▶ _WHAT IS REQUIRED_
Copy the lines below word for word, leaving out the pictures.

== DATASET RECORDS

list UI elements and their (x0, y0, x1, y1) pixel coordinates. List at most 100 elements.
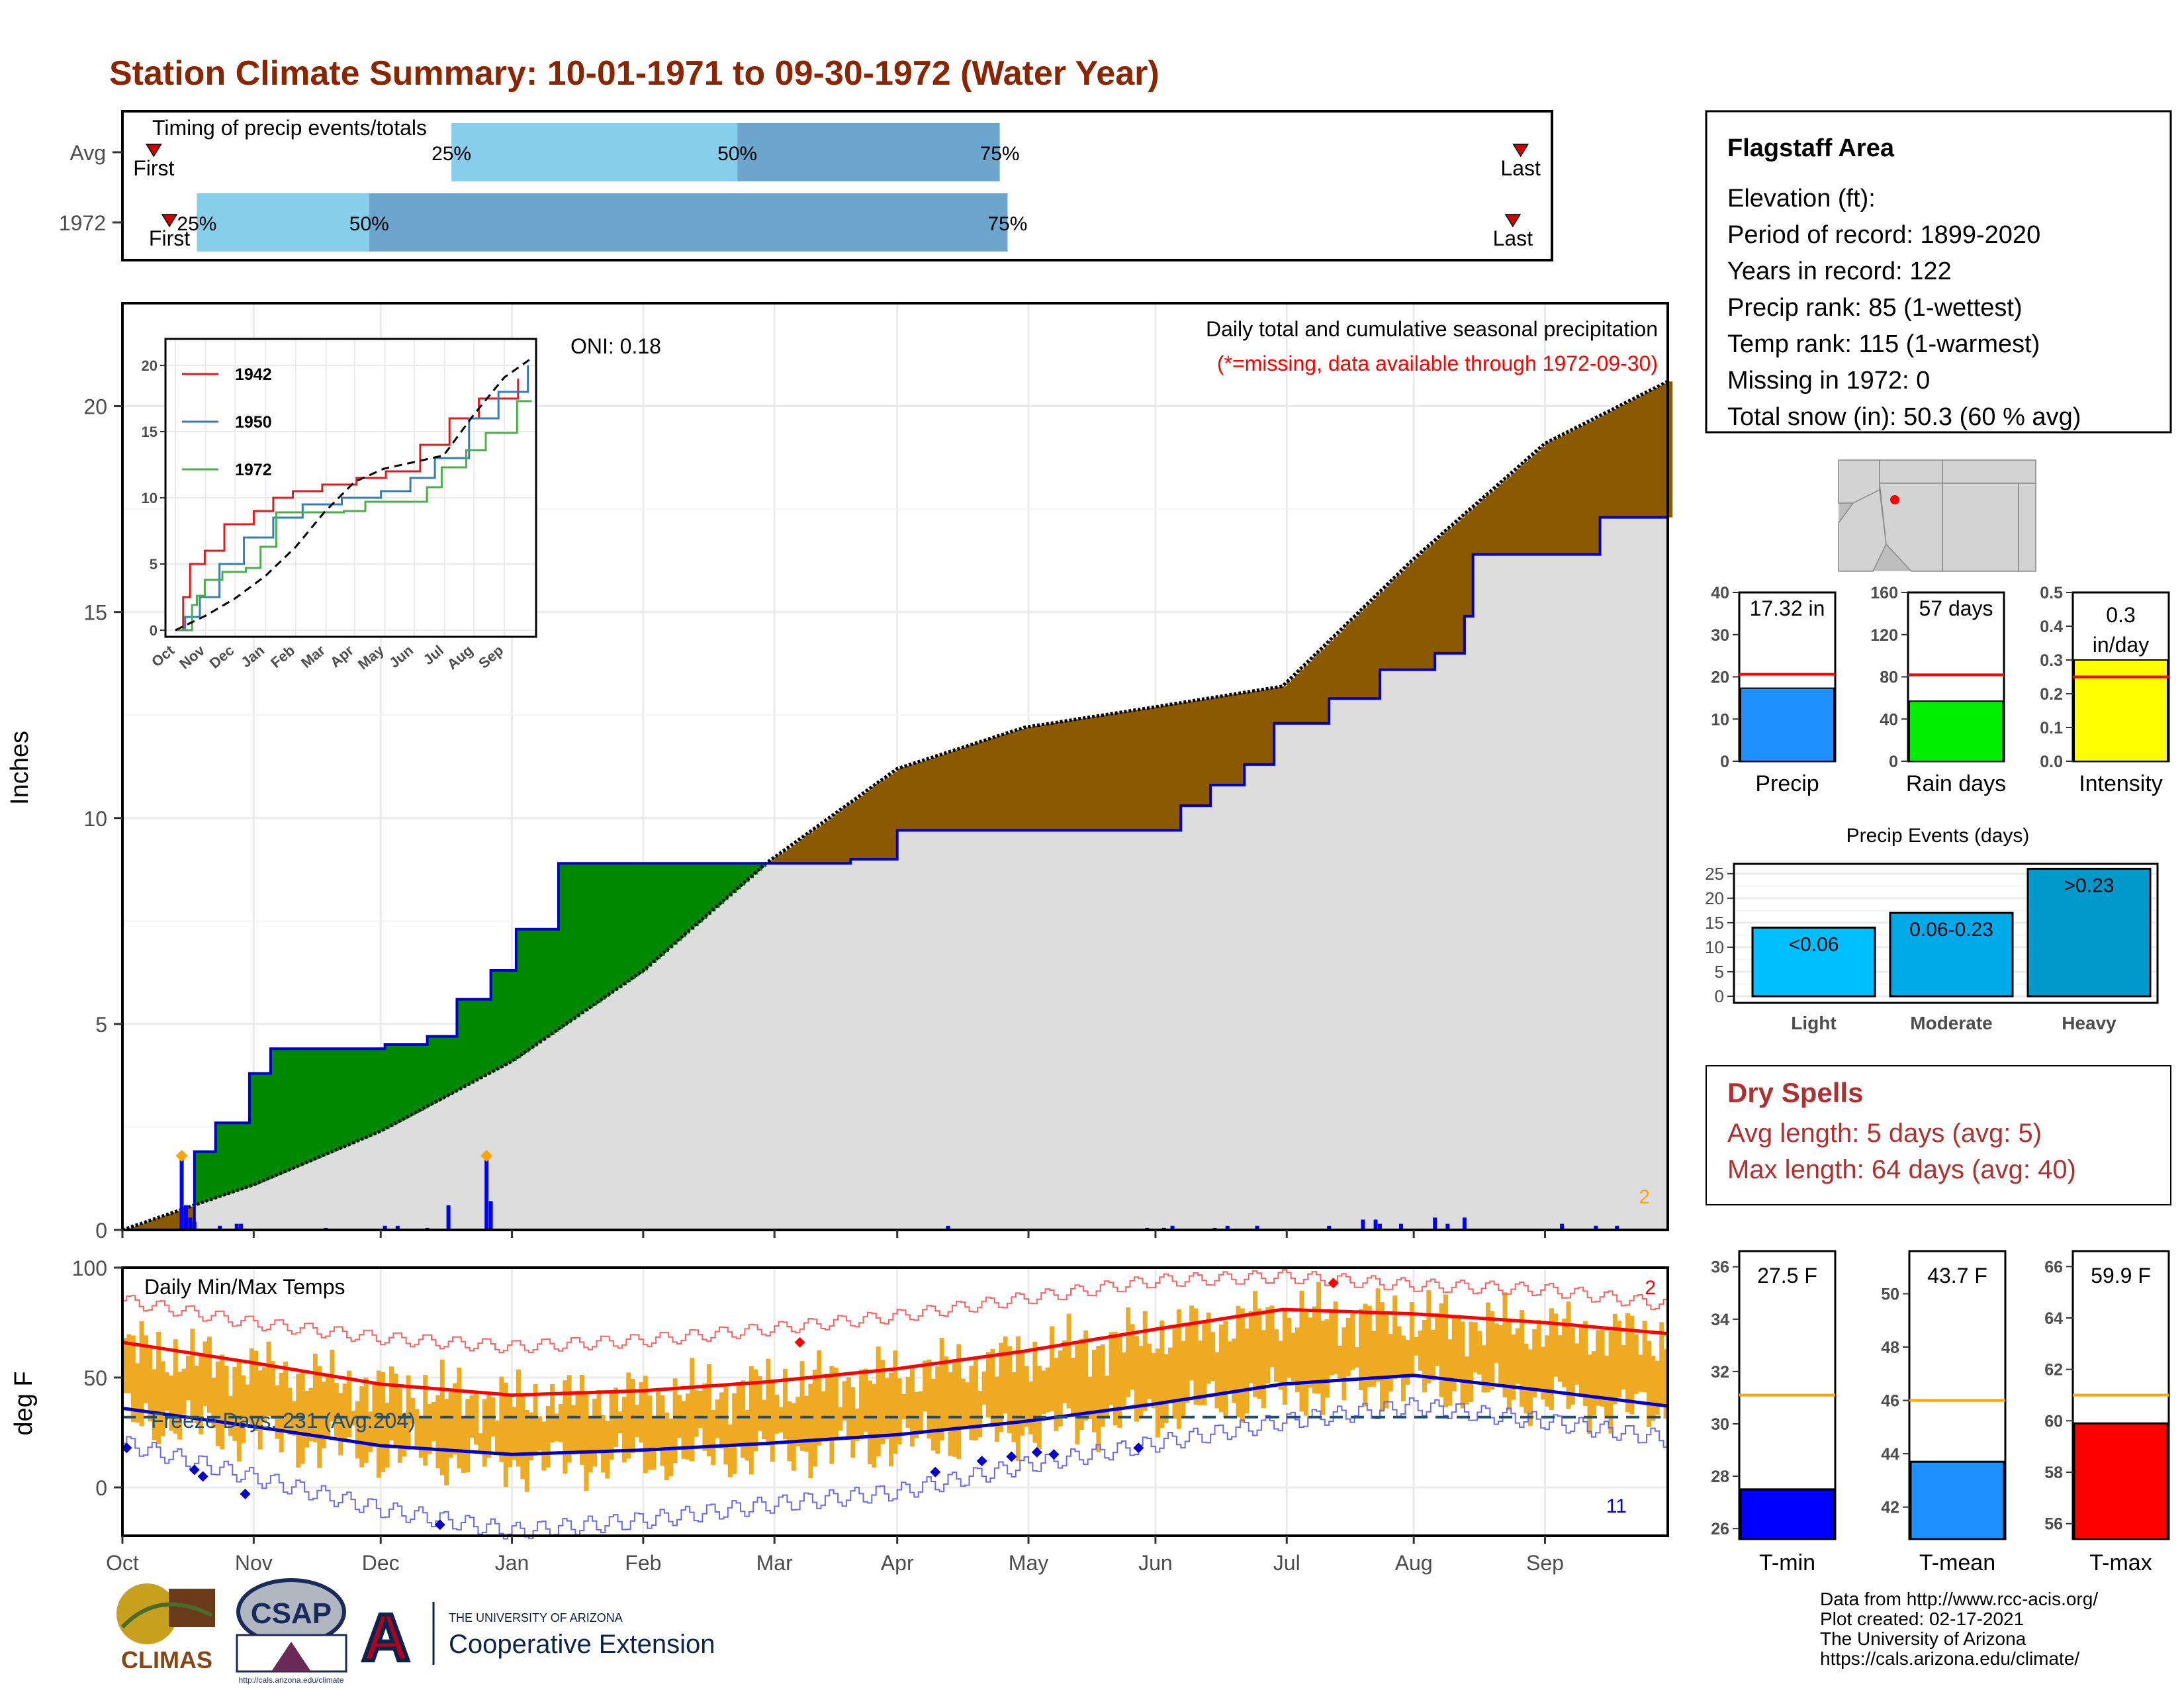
events-y-tick-label: 15 (1705, 913, 1724, 933)
daily-temp-bar (1218, 1324, 1224, 1413)
daily-temp-bar (1240, 1308, 1245, 1423)
temp-plot-title: Daily Min/Max Temps (144, 1275, 345, 1299)
csap-wordmark: CSAP (251, 1597, 332, 1630)
summary-bar-tick-label: 0 (1889, 753, 1898, 771)
daily-temp-bar (796, 1397, 801, 1446)
daily-temp-bar (1333, 1301, 1338, 1374)
daily-temp-bar (829, 1366, 835, 1464)
daily-temp-bar (1105, 1376, 1110, 1419)
extreme-precip-marker (480, 1150, 493, 1162)
timing-row-label: 1972 (59, 211, 106, 235)
daily-temp-bar (1024, 1366, 1029, 1427)
daily-temp-bar (1655, 1360, 1660, 1415)
daily-temp-bar (1193, 1308, 1199, 1405)
daily-temp-bar (1405, 1339, 1410, 1385)
daily-temp-bar (931, 1378, 936, 1451)
timing-bar-q50-q75 (369, 193, 1008, 252)
timing-p25-label: 25% (432, 143, 471, 165)
daily-temp-bar (1502, 1292, 1508, 1397)
inset-frame (164, 338, 537, 638)
daily-temp-bar (905, 1376, 911, 1428)
daily-temp-bar (1308, 1317, 1313, 1388)
daily-temp-bar (757, 1376, 762, 1431)
daily-precip-bar (239, 1223, 244, 1230)
daily-precip-bar (1594, 1225, 1598, 1230)
daily-temp-bar (1583, 1321, 1588, 1406)
record-low-marker (930, 1466, 941, 1477)
timing-rows: Avg 25% 50% 75% First Last 1972 25% 50% 75% First L… (59, 123, 1541, 252)
daily-temp-bar (1418, 1331, 1423, 1371)
summary-bar-tick-label: 0.1 (2040, 719, 2063, 737)
temp-panel: 0 50 100 Oct Nov Dec Jan Feb Mar Apr May Jun Jul Aug S… (10, 1256, 1669, 1575)
daily-temp-bar (1604, 1356, 1610, 1419)
daily-temp-bar (825, 1374, 830, 1442)
daily-temp-bar (719, 1392, 725, 1449)
map-state-nm (1942, 483, 2019, 572)
daily-temp-bar (1058, 1350, 1063, 1427)
daily-temp-bar (1278, 1340, 1283, 1390)
temp-bar-t-min (1739, 1488, 1835, 1540)
daily-temp-bar (1075, 1344, 1080, 1445)
daily-temp-bar (766, 1358, 771, 1446)
daily-temp-bar (1414, 1337, 1419, 1356)
events-y-tick-label: 25 (1705, 864, 1724, 884)
ua-logo: A THE UNIVERSITY OF ARIZONA Cooperative … (360, 1599, 715, 1677)
daily-temp-bar (181, 1368, 187, 1415)
daily-temp-bar (215, 1361, 220, 1446)
daily-temp-bar (1032, 1341, 1038, 1443)
daily-temp-bar (1345, 1317, 1351, 1376)
daily-temp-bar (774, 1394, 780, 1434)
daily-temp-bar (863, 1368, 868, 1432)
cumulative-1972-line (122, 516, 1668, 1231)
daily-temp-bar (266, 1341, 271, 1417)
inset-series-average (175, 356, 533, 632)
daily-temp-bar (1435, 1313, 1440, 1366)
daily-temp-bar (1367, 1305, 1372, 1387)
daily-temp-bar (563, 1380, 568, 1474)
temp-bar-tick-label: 56 (2044, 1515, 2063, 1534)
daily-temp-bar (241, 1375, 246, 1444)
daily-temp-bar (617, 1411, 623, 1434)
daily-temp-bar (1045, 1367, 1050, 1413)
inset-series-lines (175, 356, 533, 632)
month-tick-label: Dec (362, 1551, 400, 1575)
daily-temp-bar (410, 1397, 416, 1424)
daily-temp-bar (473, 1393, 478, 1445)
daily-temp-bar (461, 1416, 466, 1473)
record-min-line (122, 1397, 1668, 1540)
daily-temp-bar (1083, 1331, 1089, 1421)
daily-temp-bar (1578, 1326, 1584, 1397)
daily-temp-bar (1388, 1334, 1393, 1392)
daily-temp-bar (761, 1399, 766, 1440)
daily-temp-bar (177, 1372, 183, 1440)
daily-temp-bar (1172, 1328, 1177, 1419)
inset-background (165, 339, 536, 637)
daily-temp-bar (1625, 1313, 1631, 1413)
daily-precip-bar (395, 1225, 400, 1230)
footer-credits: Data from http://www.rcc-acis.org/Plot c… (1820, 1589, 2098, 1669)
daily-temp-bar (550, 1383, 555, 1443)
events-category-label: Heavy (2062, 1013, 2116, 1033)
daily-temp-bar (571, 1405, 576, 1455)
daily-temp-bar (414, 1409, 420, 1446)
daily-temp-bar (199, 1354, 204, 1434)
summary-bar-intensity (2073, 659, 2168, 762)
normal-min-line (122, 1374, 1668, 1456)
temp-bar-category-label: T-min (1759, 1550, 1815, 1575)
inset-series-1950 (175, 365, 529, 632)
daily-temp-bar (478, 1433, 483, 1451)
daily-temp-bar (342, 1383, 347, 1441)
daily-temp-bar (312, 1353, 318, 1442)
daily-temp-bar (279, 1372, 284, 1453)
daily-temp-bar (1596, 1330, 1601, 1406)
daily-precip-bar (234, 1223, 239, 1230)
csap-url: http://cals.arizona.edu/climate (239, 1675, 344, 1685)
daily-temp-bar (909, 1365, 915, 1447)
daily-temp-bar (685, 1393, 690, 1460)
daily-temp-bar (457, 1368, 462, 1469)
daily-temp-bar (1532, 1329, 1537, 1397)
daily-temp-bar (1299, 1290, 1304, 1412)
daily-temp-bar (1451, 1317, 1457, 1391)
daily-temp-bar (1379, 1302, 1385, 1412)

====

▶ _EXERCISE SOLUTION_
list UI elements and their (x0, y0, x1, y1) pixel coordinates. List at most 100 elements.
events-y-tick-label: 15 (1705, 913, 1724, 933)
daily-temp-bar (1218, 1324, 1224, 1413)
daily-temp-bar (1240, 1308, 1245, 1423)
temp-plot-title: Daily Min/Max Temps (144, 1275, 345, 1299)
csap-wordmark: CSAP (251, 1597, 332, 1630)
summary-bar-tick-label: 0 (1889, 753, 1898, 771)
daily-temp-bar (796, 1397, 801, 1446)
daily-temp-bar (1333, 1301, 1338, 1374)
daily-temp-bar (829, 1366, 835, 1464)
daily-temp-bar (1105, 1376, 1110, 1419)
extreme-precip-marker (480, 1150, 493, 1162)
timing-row-label: 1972 (59, 211, 106, 235)
daily-temp-bar (1024, 1366, 1029, 1427)
daily-temp-bar (1655, 1360, 1660, 1415)
daily-temp-bar (1193, 1308, 1199, 1405)
daily-temp-bar (1405, 1339, 1410, 1385)
daily-temp-bar (931, 1378, 936, 1451)
timing-bar-q50-q75 (369, 193, 1008, 252)
timing-p25-label: 25% (432, 143, 471, 165)
daily-temp-bar (1502, 1292, 1508, 1397)
inset-frame (164, 338, 537, 638)
daily-temp-bar (905, 1376, 911, 1428)
daily-temp-bar (1308, 1317, 1313, 1388)
daily-temp-bar (757, 1376, 762, 1431)
daily-precip-bar (239, 1223, 244, 1230)
daily-precip-bar (1594, 1225, 1598, 1230)
daily-temp-bar (1583, 1321, 1588, 1406)
record-low-marker (930, 1466, 941, 1477)
timing-rows: Avg 25% 50% 75% First Last 1972 25% 50% 75% First L… (59, 123, 1541, 252)
daily-temp-bar (1418, 1331, 1423, 1371)
summary-bar-tick-label: 0.1 (2040, 719, 2063, 737)
temp-panel: 0 50 100 Oct Nov Dec Jan Feb Mar Apr May Jun Jul Aug S… (10, 1256, 1669, 1575)
daily-temp-bar (1604, 1356, 1610, 1419)
daily-temp-bar (825, 1374, 830, 1442)
daily-temp-bar (719, 1392, 725, 1449)
map-state-nm (1942, 483, 2019, 572)
daily-temp-bar (1058, 1350, 1063, 1427)
daily-temp-bar (1278, 1340, 1283, 1390)
temp-bar-t-min (1739, 1488, 1835, 1540)
daily-temp-bar (1075, 1344, 1080, 1445)
daily-temp-bar (766, 1358, 771, 1446)
daily-temp-bar (1414, 1337, 1419, 1356)
events-y-tick-label: 25 (1705, 864, 1724, 884)
ua-logo: A THE UNIVERSITY OF ARIZONA Cooperative … (360, 1599, 715, 1677)
daily-temp-bar (181, 1368, 187, 1415)
daily-temp-bar (215, 1361, 220, 1446)
daily-temp-bar (1032, 1341, 1038, 1443)
daily-temp-bar (1345, 1317, 1351, 1376)
daily-temp-bar (774, 1394, 780, 1434)
daily-temp-bar (863, 1368, 868, 1432)
cumulative-1972-line (122, 516, 1668, 1231)
daily-temp-bar (266, 1341, 271, 1417)
inset-series-average (175, 356, 533, 632)
daily-temp-bar (1435, 1313, 1440, 1366)
daily-temp-bar (1367, 1305, 1372, 1387)
daily-temp-bar (563, 1380, 568, 1474)
temp-bar-tick-label: 56 (2044, 1515, 2063, 1534)
daily-temp-bar (241, 1375, 246, 1444)
daily-temp-bar (617, 1411, 623, 1434)
daily-temp-bar (1045, 1367, 1050, 1413)
inset-series-lines (175, 356, 533, 632)
month-tick-label: Dec (362, 1551, 400, 1575)
daily-temp-bar (410, 1397, 416, 1424)
daily-temp-bar (473, 1393, 478, 1445)
daily-temp-bar (461, 1416, 466, 1473)
record-min-line (122, 1397, 1668, 1540)
daily-temp-bar (1083, 1331, 1089, 1421)
daily-temp-bar (1578, 1326, 1584, 1397)
daily-temp-bar (1388, 1334, 1393, 1392)
daily-temp-bar (761, 1399, 766, 1440)
daily-temp-bar (177, 1372, 183, 1440)
daily-temp-bar (1172, 1328, 1177, 1419)
inset-background (165, 339, 536, 637)
daily-temp-bar (1625, 1313, 1631, 1413)
daily-precip-bar (395, 1225, 400, 1230)
footer-credits: Data from http://www.rcc-acis.org/Plot c… (1820, 1589, 2098, 1669)
daily-temp-bar (550, 1383, 555, 1443)
events-category-label: Heavy (2062, 1013, 2116, 1033)
daily-temp-bar (571, 1405, 576, 1455)
daily-temp-bar (414, 1409, 420, 1446)
daily-temp-bar (199, 1354, 204, 1434)
summary-bar-intensity (2073, 659, 2168, 762)
normal-min-line (122, 1374, 1668, 1456)
temp-bar-category-label: T-min (1759, 1550, 1815, 1575)
inset-series-1950 (175, 365, 529, 632)
daily-temp-bar (478, 1433, 483, 1451)
daily-temp-bar (342, 1383, 347, 1441)
daily-temp-bar (312, 1353, 318, 1442)
daily-temp-bar (279, 1372, 284, 1453)
daily-temp-bar (1596, 1330, 1601, 1406)
daily-precip-bar (234, 1223, 239, 1230)
csap-url: http://cals.arizona.edu/climate (239, 1675, 344, 1685)
daily-temp-bar (909, 1365, 915, 1447)
daily-temp-bar (685, 1393, 690, 1460)
daily-temp-bar (457, 1368, 462, 1469)
daily-temp-bar (1532, 1329, 1537, 1397)
daily-temp-bar (1299, 1290, 1304, 1412)
daily-temp-bar (1451, 1317, 1457, 1391)
daily-temp-bar (1379, 1302, 1385, 1412)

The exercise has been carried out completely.